• **Prompt**
Without the images, write out all of the following entries exactly.

#### Records for this task

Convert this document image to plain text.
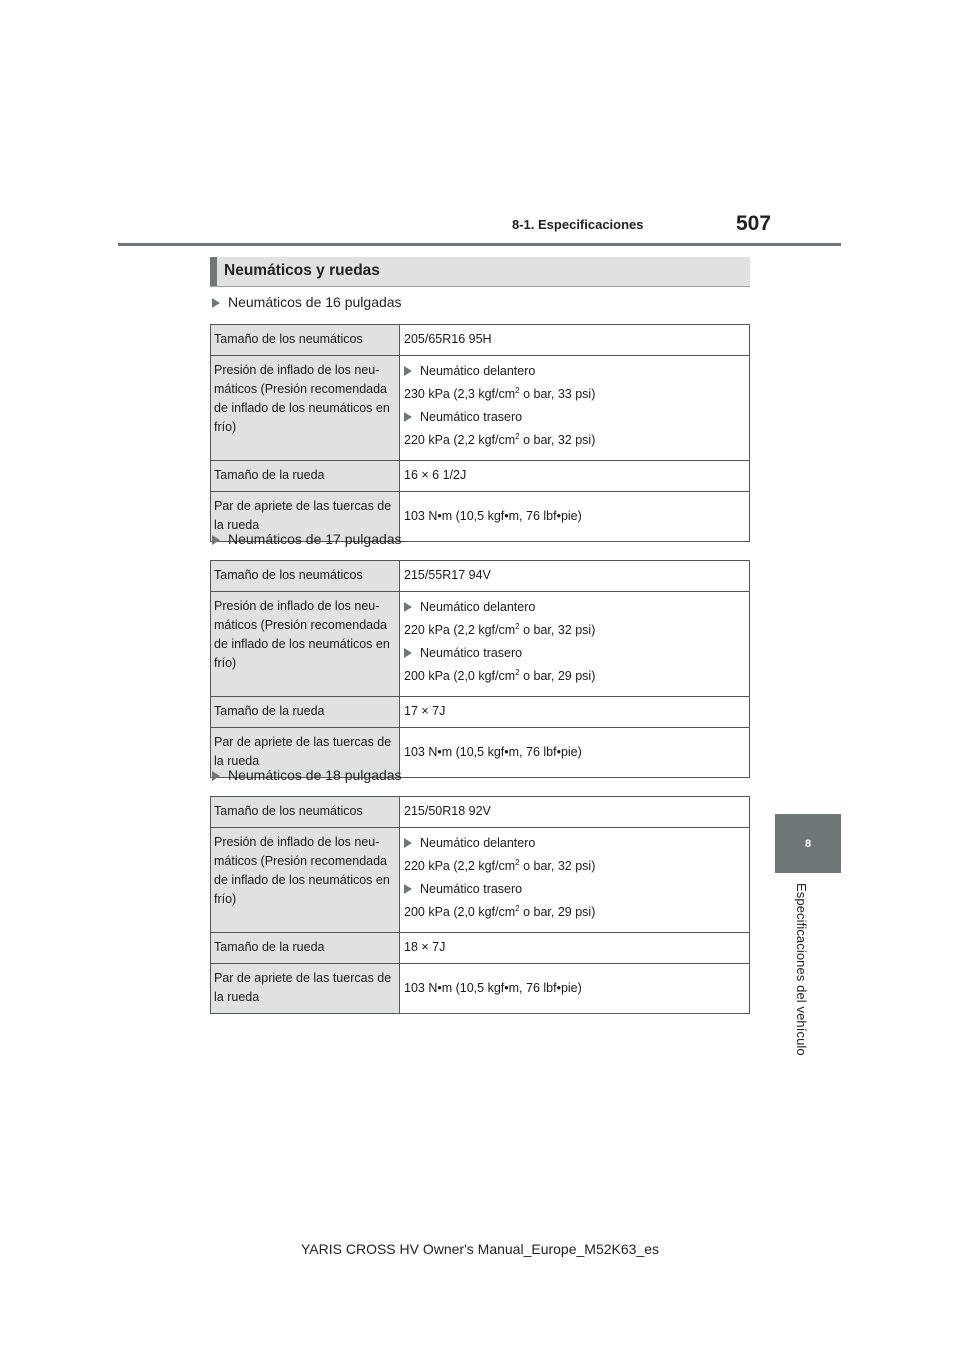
8-1. Especificaciones	507
8
Especificaciones del vehículo
Neumáticos y ruedas
Neumáticos de 16 pulgadas
Tamaño de los neumáticos	205/65R16 95H
Presión de inflado de los neu-máticos (Presión recomendada de inflado de los neumáticos en frío)	Neumático delantero
230 kPa (2,3 kgf/$cm^2$ o bar, 33 psi)
Neumático trasero
220 kPa (2,2 kgf/$cm^2$ o bar, 32 psi)

Tamaño de la rueda	16 × 6 1/2J
Par de apriete de las tuercas de la rueda	103 N•m (10,5 kgf•m, 76 lbf•pie)
Neumáticos de 17 pulgadas
Tamaño de los neumáticos	215/55R17 94V
Presión de inflado de los neu-máticos (Presión recomendada de inflado de los neumáticos en frío)	Neumático delantero
220 kPa (2,2 kgf/$cm^2$ o bar, 32 psi)
Neumático trasero
200 kPa (2,0 kgf/$cm^2$ o bar, 29 psi)

Tamaño de la rueda	17 × 7J
Par de apriete de las tuercas de la rueda	103 N•m (10,5 kgf•m, 76 lbf•pie)
Neumáticos de 18 pulgadas
Tamaño de los neumáticos	215/50R18 92V
Presión de inflado de los neu-máticos (Presión recomendada de inflado de los neumáticos en frío)	Neumático delantero
220 kPa (2,2 kgf/$cm^2$ o bar, 32 psi)
Neumático trasero
200 kPa (2,0 kgf/$cm^2$ o bar, 29 psi)

Tamaño de la rueda	18 × 7J
Par de apriete de las tuercas de la rueda	103 N•m (10,5 kgf•m, 76 lbf•pie)
YARIS CROSS HV Owner's Manual_Europe_M52K63_es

########

• **Final result**
Convert this document image to plain text.
8-1. Especificaciones	507
8
Especificaciones del vehículo
Neumáticos y ruedas
Neumáticos de 16 pulgadas
Tamaño de los neumáticos	205/65R16 95H
Presión de inflado de los neu-máticos (Presión recomendada de inflado de los neumáticos en frío)	Neumático delantero
230 kPa (2,3 kgf/$cm^2$ o bar, 33 psi)
Neumático trasero
220 kPa (2,2 kgf/$cm^2$ o bar, 32 psi)

Tamaño de la rueda	16 × 6 1/2J
Par de apriete de las tuercas de la rueda	103 N•m (10,5 kgf•m, 76 lbf•pie)
Neumáticos de 17 pulgadas
Tamaño de los neumáticos	215/55R17 94V
Presión de inflado de los neu-máticos (Presión recomendada de inflado de los neumáticos en frío)	Neumático delantero
220 kPa (2,2 kgf/$cm^2$ o bar, 32 psi)
Neumático trasero
200 kPa (2,0 kgf/$cm^2$ o bar, 29 psi)

Tamaño de la rueda	17 × 7J
Par de apriete de las tuercas de la rueda	103 N•m (10,5 kgf•m, 76 lbf•pie)
Neumáticos de 18 pulgadas
Tamaño de los neumáticos	215/50R18 92V
Presión de inflado de los neu-máticos (Presión recomendada de inflado de los neumáticos en frío)	Neumático delantero
220 kPa (2,2 kgf/$cm^2$ o bar, 32 psi)
Neumático trasero
200 kPa (2,0 kgf/$cm^2$ o bar, 29 psi)

Tamaño de la rueda	18 × 7J
Par de apriete de las tuercas de la rueda	103 N•m (10,5 kgf•m, 76 lbf•pie)
YARIS CROSS HV Owner's Manual_Europe_M52K63_es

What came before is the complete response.